• Task to carry out:
Filter the entries, keeping every line with the word "Wallstr".

• Stored rows:
──────────────────────────────
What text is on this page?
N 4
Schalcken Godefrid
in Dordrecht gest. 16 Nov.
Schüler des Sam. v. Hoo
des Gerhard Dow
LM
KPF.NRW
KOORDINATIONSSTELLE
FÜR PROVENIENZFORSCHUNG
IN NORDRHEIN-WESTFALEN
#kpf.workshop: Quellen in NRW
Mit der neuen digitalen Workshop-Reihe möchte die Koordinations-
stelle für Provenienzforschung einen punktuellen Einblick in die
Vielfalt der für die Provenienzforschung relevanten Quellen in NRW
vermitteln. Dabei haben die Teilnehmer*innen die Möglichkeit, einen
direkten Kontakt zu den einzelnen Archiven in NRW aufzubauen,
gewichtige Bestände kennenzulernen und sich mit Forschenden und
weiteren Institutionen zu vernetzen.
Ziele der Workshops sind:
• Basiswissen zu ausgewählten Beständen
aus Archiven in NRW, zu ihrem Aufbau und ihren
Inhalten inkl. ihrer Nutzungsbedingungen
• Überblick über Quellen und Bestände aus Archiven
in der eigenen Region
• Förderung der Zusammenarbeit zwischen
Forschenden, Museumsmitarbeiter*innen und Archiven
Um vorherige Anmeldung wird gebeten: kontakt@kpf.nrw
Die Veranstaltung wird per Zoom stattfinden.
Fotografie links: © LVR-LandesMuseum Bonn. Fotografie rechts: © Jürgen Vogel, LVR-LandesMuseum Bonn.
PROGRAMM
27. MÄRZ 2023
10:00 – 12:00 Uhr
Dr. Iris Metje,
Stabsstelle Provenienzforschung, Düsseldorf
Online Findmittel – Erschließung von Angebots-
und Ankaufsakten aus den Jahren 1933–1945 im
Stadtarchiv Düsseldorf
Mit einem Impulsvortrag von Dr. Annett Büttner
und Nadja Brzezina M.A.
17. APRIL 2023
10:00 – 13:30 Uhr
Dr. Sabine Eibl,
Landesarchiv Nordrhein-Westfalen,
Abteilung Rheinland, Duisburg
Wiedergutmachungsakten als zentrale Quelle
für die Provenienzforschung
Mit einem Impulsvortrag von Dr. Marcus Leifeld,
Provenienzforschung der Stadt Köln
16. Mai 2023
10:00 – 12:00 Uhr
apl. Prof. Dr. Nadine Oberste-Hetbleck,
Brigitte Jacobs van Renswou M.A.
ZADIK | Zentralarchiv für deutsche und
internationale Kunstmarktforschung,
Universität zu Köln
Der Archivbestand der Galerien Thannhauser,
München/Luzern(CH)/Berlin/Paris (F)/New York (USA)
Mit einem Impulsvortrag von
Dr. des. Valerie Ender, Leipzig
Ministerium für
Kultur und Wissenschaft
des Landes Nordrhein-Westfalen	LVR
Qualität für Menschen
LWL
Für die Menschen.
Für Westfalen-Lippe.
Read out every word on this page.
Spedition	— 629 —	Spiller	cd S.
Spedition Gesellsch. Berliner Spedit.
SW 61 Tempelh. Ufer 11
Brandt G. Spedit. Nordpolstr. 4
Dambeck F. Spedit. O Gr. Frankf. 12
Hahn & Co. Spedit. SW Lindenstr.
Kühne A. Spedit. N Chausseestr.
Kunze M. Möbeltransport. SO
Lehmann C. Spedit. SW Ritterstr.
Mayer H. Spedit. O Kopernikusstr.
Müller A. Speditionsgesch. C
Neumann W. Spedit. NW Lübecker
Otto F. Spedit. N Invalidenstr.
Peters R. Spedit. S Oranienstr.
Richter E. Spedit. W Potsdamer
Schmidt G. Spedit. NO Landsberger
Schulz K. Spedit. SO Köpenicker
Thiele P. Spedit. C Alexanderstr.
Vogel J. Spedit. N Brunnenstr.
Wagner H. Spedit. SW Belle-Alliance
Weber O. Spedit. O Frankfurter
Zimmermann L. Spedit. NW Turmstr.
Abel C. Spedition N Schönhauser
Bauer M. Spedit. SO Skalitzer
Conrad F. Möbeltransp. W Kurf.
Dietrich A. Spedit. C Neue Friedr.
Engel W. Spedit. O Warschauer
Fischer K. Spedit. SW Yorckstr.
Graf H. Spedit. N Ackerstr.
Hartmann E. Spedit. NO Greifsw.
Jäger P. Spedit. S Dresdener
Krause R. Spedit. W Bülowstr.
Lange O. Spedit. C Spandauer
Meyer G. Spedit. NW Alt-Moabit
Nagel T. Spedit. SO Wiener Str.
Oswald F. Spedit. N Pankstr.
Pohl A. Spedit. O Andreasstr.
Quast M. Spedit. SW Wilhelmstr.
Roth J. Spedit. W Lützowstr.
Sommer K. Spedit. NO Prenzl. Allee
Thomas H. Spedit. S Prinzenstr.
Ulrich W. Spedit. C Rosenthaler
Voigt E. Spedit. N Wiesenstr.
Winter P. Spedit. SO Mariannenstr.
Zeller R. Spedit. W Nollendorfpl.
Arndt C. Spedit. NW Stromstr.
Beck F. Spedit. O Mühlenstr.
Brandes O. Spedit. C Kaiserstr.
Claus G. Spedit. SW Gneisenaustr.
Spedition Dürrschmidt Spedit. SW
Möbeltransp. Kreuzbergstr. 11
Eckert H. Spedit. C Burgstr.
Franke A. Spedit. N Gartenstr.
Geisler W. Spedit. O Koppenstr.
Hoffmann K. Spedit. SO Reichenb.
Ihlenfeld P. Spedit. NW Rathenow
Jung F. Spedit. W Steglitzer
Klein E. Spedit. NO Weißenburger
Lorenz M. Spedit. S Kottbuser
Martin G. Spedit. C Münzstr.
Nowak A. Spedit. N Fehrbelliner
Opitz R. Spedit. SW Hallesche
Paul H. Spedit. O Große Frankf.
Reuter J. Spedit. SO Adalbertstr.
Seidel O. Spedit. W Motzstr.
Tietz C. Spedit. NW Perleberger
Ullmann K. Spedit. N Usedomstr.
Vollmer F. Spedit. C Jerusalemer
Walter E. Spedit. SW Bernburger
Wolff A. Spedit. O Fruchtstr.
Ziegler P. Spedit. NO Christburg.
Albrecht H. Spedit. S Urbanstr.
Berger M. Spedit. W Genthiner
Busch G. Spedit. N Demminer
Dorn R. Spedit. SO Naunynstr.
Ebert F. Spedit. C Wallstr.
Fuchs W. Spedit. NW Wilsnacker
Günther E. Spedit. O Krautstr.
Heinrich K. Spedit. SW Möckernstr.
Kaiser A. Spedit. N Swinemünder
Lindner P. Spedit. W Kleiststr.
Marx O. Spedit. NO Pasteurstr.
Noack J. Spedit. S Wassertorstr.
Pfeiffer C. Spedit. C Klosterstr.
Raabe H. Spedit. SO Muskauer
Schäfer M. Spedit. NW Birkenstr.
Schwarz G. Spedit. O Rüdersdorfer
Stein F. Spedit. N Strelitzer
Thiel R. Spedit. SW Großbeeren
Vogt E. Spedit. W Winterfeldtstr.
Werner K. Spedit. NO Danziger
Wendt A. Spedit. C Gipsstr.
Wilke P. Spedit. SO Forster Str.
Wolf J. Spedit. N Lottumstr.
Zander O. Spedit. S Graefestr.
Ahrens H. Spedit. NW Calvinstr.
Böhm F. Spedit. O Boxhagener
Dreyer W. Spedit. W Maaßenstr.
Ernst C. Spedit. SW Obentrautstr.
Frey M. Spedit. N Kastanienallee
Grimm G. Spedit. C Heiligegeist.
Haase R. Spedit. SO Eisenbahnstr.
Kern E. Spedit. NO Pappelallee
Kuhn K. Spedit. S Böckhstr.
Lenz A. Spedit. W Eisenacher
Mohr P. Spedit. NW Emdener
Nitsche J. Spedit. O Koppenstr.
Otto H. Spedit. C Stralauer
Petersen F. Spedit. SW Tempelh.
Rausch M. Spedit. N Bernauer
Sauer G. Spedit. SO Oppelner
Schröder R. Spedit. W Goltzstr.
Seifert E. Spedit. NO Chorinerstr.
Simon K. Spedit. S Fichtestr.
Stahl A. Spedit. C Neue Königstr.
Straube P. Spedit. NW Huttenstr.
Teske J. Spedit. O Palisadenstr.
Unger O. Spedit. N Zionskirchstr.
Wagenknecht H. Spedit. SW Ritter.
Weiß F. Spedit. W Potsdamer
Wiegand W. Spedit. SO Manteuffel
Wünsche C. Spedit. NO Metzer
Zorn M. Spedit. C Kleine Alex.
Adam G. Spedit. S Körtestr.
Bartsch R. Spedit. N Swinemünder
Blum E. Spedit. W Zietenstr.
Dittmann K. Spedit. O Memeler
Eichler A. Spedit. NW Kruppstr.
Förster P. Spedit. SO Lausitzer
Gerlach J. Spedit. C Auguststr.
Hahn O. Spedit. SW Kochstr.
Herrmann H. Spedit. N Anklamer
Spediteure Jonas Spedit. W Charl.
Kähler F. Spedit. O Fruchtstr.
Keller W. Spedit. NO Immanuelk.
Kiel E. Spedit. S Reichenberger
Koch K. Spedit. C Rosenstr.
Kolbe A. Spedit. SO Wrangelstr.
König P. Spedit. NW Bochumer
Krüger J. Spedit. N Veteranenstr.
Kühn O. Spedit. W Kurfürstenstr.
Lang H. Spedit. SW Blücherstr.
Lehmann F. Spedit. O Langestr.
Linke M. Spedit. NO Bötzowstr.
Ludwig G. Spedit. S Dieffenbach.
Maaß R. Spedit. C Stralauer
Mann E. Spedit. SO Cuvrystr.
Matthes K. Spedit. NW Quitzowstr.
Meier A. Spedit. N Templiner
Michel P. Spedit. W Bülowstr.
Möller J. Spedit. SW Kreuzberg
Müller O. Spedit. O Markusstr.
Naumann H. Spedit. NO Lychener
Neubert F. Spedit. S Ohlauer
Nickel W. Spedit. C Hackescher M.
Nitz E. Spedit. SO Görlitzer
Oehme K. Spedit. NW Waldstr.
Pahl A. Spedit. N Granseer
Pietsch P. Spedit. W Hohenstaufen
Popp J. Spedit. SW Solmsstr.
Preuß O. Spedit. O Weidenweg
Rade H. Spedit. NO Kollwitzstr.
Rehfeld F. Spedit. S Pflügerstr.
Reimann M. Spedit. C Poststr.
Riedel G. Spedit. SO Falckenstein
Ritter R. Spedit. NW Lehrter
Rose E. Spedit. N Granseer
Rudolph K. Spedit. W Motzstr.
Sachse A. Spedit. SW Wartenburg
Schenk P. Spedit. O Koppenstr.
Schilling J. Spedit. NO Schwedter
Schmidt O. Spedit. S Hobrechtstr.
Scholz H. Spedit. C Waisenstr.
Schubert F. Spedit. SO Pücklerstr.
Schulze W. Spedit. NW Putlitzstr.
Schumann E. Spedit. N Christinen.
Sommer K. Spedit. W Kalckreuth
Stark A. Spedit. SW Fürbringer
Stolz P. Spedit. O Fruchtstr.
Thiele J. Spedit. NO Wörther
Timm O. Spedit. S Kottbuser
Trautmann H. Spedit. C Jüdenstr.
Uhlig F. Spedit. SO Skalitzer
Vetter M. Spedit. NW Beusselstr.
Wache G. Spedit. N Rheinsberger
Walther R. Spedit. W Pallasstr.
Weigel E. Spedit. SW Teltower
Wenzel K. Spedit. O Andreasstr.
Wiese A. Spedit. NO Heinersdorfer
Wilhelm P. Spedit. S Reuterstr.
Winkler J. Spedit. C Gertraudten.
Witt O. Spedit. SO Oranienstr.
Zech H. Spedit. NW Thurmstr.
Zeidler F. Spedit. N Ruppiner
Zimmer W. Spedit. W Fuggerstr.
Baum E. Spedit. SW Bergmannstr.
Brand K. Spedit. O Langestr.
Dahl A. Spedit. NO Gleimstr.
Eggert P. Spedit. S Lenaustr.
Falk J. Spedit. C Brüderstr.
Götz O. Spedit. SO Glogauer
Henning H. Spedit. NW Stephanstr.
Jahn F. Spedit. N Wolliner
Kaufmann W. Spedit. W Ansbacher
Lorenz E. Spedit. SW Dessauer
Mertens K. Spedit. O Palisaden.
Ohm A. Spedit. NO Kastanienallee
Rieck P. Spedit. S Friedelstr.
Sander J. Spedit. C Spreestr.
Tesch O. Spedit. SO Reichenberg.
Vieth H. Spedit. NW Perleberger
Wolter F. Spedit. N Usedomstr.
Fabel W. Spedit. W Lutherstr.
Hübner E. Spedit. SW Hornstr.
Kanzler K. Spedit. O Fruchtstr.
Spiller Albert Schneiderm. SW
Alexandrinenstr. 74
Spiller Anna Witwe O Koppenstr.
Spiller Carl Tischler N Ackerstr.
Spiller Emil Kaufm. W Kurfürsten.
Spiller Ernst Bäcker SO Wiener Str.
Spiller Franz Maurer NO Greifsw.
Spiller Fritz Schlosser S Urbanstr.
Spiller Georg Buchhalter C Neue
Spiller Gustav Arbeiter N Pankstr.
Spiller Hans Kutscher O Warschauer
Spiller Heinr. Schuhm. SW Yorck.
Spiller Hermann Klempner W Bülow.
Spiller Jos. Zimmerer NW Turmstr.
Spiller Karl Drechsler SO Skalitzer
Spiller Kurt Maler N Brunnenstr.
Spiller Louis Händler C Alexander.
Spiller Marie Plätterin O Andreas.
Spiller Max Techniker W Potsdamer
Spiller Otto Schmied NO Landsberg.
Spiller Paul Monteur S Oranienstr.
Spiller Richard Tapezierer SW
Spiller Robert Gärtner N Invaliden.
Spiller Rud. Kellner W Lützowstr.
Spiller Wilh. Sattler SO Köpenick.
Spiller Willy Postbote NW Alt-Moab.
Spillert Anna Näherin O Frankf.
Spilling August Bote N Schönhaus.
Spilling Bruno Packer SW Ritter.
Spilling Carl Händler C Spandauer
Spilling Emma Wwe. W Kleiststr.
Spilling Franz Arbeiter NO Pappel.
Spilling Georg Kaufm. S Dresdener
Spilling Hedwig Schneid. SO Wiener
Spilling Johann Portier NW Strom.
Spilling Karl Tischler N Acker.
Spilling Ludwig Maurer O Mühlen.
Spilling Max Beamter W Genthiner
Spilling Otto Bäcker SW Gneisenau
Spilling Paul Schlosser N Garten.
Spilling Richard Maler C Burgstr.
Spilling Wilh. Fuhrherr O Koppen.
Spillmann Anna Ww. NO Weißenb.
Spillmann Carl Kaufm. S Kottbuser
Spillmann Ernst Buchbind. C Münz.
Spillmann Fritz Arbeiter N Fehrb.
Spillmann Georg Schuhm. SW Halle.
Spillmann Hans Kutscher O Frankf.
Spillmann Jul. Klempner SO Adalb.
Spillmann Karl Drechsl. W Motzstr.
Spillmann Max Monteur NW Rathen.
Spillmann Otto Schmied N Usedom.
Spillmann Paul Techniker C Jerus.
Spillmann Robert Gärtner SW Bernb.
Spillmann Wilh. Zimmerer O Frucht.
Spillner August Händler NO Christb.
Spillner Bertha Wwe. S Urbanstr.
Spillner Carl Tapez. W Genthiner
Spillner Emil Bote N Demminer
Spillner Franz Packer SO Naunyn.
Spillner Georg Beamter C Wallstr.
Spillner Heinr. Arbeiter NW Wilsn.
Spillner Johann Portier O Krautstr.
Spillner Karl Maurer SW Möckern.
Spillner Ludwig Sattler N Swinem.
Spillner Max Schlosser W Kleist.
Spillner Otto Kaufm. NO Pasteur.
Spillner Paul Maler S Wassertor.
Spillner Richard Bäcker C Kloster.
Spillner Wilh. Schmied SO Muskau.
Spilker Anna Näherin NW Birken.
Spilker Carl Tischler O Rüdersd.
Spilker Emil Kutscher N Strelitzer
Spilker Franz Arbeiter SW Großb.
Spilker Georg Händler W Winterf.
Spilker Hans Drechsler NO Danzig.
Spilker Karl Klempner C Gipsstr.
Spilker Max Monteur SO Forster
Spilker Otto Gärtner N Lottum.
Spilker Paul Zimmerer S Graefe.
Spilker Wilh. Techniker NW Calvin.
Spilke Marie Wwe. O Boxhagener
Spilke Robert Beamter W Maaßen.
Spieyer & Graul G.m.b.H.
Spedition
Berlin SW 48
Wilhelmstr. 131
──────────────────────────────
• Reply to the task:
Ebert F. Spedit. C Wallstr.
Spillner Georg Beamter C Wallstr.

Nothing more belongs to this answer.